Reproduce the following data verbatim, line for line.
+++ Record extracts
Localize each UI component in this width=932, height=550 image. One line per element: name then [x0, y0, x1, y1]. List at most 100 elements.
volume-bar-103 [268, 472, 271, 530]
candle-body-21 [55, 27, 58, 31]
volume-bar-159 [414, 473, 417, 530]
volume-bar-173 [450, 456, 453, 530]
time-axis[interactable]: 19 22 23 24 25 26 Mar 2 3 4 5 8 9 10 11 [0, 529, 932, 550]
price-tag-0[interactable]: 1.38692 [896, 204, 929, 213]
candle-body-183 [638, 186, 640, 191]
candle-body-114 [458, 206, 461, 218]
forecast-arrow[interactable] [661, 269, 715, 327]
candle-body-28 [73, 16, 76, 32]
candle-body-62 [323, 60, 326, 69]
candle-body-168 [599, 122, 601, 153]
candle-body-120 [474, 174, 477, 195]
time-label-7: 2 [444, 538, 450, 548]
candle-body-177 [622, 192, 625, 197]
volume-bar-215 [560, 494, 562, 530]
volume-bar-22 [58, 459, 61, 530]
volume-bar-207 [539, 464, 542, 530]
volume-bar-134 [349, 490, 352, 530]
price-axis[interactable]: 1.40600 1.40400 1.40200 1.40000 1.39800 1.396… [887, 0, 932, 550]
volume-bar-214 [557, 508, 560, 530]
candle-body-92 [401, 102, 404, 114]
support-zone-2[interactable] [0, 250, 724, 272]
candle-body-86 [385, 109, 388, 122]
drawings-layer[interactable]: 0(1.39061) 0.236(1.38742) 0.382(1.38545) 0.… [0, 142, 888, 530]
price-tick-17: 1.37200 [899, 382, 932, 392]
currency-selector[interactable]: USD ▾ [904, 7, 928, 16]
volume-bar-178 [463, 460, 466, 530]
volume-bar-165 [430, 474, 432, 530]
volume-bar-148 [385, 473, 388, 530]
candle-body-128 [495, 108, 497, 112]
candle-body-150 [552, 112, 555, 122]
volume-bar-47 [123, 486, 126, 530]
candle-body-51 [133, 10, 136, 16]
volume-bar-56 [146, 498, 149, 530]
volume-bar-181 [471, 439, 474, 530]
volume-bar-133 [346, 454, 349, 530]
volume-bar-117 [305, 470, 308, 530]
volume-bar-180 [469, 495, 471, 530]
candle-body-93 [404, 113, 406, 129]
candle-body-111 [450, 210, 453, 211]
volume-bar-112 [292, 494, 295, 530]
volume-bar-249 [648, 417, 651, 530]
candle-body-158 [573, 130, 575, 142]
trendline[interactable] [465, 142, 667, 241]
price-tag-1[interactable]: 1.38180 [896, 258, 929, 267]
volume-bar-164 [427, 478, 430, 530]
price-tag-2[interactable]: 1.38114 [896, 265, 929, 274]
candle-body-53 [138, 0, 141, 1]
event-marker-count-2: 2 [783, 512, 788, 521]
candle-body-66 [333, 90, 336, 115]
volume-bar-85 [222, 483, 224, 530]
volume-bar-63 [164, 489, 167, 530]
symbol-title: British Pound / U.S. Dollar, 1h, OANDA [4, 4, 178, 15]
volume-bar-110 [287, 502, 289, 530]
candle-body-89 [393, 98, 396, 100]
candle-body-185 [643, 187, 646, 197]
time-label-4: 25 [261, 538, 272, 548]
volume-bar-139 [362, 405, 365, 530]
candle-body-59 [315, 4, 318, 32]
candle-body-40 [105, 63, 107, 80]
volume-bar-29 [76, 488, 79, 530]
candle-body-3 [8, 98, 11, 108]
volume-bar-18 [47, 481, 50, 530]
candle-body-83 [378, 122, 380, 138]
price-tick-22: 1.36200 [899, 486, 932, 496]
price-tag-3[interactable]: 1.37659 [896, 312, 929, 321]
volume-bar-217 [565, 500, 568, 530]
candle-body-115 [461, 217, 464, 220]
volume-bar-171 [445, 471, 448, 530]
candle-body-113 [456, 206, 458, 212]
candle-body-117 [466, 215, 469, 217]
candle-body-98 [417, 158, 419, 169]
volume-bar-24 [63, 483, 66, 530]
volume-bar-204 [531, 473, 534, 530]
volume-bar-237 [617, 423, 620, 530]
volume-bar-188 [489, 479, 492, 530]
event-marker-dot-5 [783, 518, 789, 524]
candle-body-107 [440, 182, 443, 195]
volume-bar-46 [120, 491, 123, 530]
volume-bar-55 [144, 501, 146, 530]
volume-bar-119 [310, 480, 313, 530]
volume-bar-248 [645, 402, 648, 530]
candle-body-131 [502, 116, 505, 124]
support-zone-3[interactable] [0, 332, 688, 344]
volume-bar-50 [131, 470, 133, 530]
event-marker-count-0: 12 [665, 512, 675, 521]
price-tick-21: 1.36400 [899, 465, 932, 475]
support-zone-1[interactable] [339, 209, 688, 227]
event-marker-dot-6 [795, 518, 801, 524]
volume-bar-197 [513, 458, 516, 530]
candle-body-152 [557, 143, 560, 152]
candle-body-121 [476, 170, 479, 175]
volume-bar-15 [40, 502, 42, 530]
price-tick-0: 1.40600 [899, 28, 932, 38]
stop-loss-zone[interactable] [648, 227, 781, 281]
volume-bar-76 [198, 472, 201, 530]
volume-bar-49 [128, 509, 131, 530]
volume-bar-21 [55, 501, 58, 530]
++++++
● The solution:
Localize each UI component in this width=932, height=550 image. One line per element: name then [x0, y0, x1, y1]. List at most 100 elements.
volume-bar-103 [268, 472, 271, 530]
candle-body-21 [55, 27, 58, 31]
volume-bar-159 [414, 473, 417, 530]
volume-bar-173 [450, 456, 453, 530]
time-axis[interactable]: 19 22 23 24 25 26 Mar 2 3 4 5 8 9 10 11 [0, 529, 932, 550]
price-tag-0[interactable]: 1.38692 [896, 204, 929, 213]
candle-body-183 [638, 186, 640, 191]
candle-body-114 [458, 206, 461, 218]
forecast-arrow[interactable] [661, 269, 715, 327]
candle-body-28 [73, 16, 76, 32]
candle-body-62 [323, 60, 326, 69]
candle-body-168 [599, 122, 601, 153]
candle-body-120 [474, 174, 477, 195]
time-label-7: 2 [444, 538, 450, 548]
candle-body-177 [622, 192, 625, 197]
volume-bar-215 [560, 494, 562, 530]
volume-bar-22 [58, 459, 61, 530]
volume-bar-207 [539, 464, 542, 530]
volume-bar-134 [349, 490, 352, 530]
price-axis[interactable]: 1.40600 1.40400 1.40200 1.40000 1.39800 1.396… [887, 0, 932, 550]
volume-bar-214 [557, 508, 560, 530]
candle-body-92 [401, 102, 404, 114]
support-zone-2[interactable] [0, 250, 724, 272]
candle-body-86 [385, 109, 388, 122]
drawings-layer[interactable]: 0(1.39061) 0.236(1.38742) 0.382(1.38545) 0.… [0, 142, 888, 530]
price-tick-17: 1.37200 [899, 382, 932, 392]
currency-selector[interactable]: USD ▾ [904, 7, 928, 16]
volume-bar-178 [463, 460, 466, 530]
volume-bar-165 [430, 474, 432, 530]
volume-bar-148 [385, 473, 388, 530]
candle-body-128 [495, 108, 497, 112]
candle-body-150 [552, 112, 555, 122]
volume-bar-47 [123, 486, 126, 530]
candle-body-51 [133, 10, 136, 16]
volume-bar-56 [146, 498, 149, 530]
volume-bar-181 [471, 439, 474, 530]
volume-bar-133 [346, 454, 349, 530]
volume-bar-117 [305, 470, 308, 530]
volume-bar-180 [469, 495, 471, 530]
candle-body-93 [404, 113, 406, 129]
candle-body-111 [450, 210, 453, 211]
volume-bar-112 [292, 494, 295, 530]
volume-bar-249 [648, 417, 651, 530]
candle-body-158 [573, 130, 575, 142]
trendline[interactable] [465, 142, 667, 241]
price-tag-1[interactable]: 1.38180 [896, 258, 929, 267]
volume-bar-164 [427, 478, 430, 530]
price-tag-2[interactable]: 1.38114 [896, 265, 929, 274]
candle-body-53 [138, 0, 141, 1]
event-marker-count-2: 2 [783, 512, 788, 521]
candle-body-66 [333, 90, 336, 115]
volume-bar-85 [222, 483, 224, 530]
volume-bar-63 [164, 489, 167, 530]
symbol-title: British Pound / U.S. Dollar, 1h, OANDA [4, 4, 178, 15]
volume-bar-110 [287, 502, 289, 530]
candle-body-89 [393, 98, 396, 100]
candle-body-185 [643, 187, 646, 197]
time-label-4: 25 [261, 538, 272, 548]
volume-bar-139 [362, 405, 365, 530]
candle-body-59 [315, 4, 318, 32]
candle-body-40 [105, 63, 107, 80]
volume-bar-29 [76, 488, 79, 530]
candle-body-3 [8, 98, 11, 108]
volume-bar-18 [47, 481, 50, 530]
candle-body-83 [378, 122, 380, 138]
price-tick-22: 1.36200 [899, 486, 932, 496]
price-tag-3[interactable]: 1.37659 [896, 312, 929, 321]
volume-bar-217 [565, 500, 568, 530]
candle-body-115 [461, 217, 464, 220]
volume-bar-171 [445, 471, 448, 530]
candle-body-113 [456, 206, 458, 212]
candle-body-117 [466, 215, 469, 217]
candle-body-98 [417, 158, 419, 169]
volume-bar-24 [63, 483, 66, 530]
volume-bar-204 [531, 473, 534, 530]
volume-bar-237 [617, 423, 620, 530]
volume-bar-188 [489, 479, 492, 530]
event-marker-dot-5 [783, 518, 789, 524]
candle-body-107 [440, 182, 443, 195]
volume-bar-46 [120, 491, 123, 530]
volume-bar-55 [144, 501, 146, 530]
volume-bar-119 [310, 480, 313, 530]
volume-bar-248 [645, 402, 648, 530]
candle-body-131 [502, 116, 505, 124]
support-zone-3[interactable] [0, 332, 688, 344]
volume-bar-50 [131, 470, 133, 530]
event-marker-count-0: 12 [665, 512, 675, 521]
price-tick-21: 1.36400 [899, 465, 932, 475]
support-zone-1[interactable] [339, 209, 688, 227]
event-marker-dot-6 [795, 518, 801, 524]
volume-bar-197 [513, 458, 516, 530]
candle-body-152 [557, 143, 560, 152]
candle-body-121 [476, 170, 479, 175]
volume-bar-15 [40, 502, 42, 530]
price-tick-0: 1.40600 [899, 28, 932, 38]
stop-loss-zone[interactable] [648, 227, 781, 281]
volume-bar-76 [198, 472, 201, 530]
volume-bar-49 [128, 509, 131, 530]
volume-bar-21 [55, 501, 58, 530]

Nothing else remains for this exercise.